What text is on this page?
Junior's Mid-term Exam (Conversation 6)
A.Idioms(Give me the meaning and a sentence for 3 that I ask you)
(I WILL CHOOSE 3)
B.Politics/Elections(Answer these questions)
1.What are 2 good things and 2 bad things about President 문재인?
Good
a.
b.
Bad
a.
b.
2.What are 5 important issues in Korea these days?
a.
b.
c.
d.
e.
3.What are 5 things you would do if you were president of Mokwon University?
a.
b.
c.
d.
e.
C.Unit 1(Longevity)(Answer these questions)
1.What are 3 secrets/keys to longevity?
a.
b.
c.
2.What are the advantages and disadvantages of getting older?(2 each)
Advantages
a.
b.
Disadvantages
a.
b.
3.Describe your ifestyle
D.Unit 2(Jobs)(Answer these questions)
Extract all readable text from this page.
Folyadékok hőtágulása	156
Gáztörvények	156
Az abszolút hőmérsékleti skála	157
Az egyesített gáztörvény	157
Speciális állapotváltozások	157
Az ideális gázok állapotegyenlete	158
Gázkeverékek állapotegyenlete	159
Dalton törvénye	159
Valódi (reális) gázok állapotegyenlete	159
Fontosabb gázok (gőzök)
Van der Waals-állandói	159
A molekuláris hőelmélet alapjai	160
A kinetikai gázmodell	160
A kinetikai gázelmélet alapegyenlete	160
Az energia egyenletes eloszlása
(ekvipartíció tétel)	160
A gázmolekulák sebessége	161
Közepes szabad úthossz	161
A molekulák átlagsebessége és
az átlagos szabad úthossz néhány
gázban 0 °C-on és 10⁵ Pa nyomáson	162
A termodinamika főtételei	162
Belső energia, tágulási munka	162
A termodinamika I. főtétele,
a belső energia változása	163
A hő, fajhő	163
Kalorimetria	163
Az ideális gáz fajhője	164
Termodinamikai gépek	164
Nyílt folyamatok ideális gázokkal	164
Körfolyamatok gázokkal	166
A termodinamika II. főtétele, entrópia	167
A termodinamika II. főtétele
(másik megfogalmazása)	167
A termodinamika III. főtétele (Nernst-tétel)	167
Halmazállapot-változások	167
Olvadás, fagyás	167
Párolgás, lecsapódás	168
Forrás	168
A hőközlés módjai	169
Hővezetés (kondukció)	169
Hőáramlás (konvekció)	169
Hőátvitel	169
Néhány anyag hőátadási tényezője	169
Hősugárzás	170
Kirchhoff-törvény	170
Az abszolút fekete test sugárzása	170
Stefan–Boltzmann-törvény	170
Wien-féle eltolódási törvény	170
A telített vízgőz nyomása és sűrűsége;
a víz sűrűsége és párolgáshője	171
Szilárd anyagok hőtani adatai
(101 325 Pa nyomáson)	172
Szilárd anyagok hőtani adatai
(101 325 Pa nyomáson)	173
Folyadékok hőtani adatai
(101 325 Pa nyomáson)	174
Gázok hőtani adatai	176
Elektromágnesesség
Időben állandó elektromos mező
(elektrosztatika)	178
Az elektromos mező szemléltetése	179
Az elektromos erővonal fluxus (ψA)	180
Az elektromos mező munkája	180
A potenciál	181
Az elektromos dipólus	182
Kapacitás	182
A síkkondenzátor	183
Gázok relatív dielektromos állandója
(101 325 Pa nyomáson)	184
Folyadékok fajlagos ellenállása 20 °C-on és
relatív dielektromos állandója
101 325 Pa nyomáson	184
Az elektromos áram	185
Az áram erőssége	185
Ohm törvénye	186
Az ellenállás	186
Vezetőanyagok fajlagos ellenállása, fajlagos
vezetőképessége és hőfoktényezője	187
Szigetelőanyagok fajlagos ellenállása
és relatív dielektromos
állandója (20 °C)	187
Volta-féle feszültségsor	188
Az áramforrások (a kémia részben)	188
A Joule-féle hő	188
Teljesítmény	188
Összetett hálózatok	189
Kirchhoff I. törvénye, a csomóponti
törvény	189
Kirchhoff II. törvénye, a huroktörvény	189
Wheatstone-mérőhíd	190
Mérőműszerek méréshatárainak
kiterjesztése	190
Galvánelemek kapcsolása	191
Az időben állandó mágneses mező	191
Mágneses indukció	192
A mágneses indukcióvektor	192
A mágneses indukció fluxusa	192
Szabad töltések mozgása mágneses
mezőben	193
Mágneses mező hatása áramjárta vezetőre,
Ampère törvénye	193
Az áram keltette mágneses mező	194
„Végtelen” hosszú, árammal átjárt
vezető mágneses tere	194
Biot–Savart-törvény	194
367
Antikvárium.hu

▶ _Goal of the exercise_
Only lines that contain the word "dielektromos" are wanted; copy each of them.

▶ _Solution to this exercise_
Gázok relatív dielektromos állandója
relatív dielektromos állandója
és relatív dielektromos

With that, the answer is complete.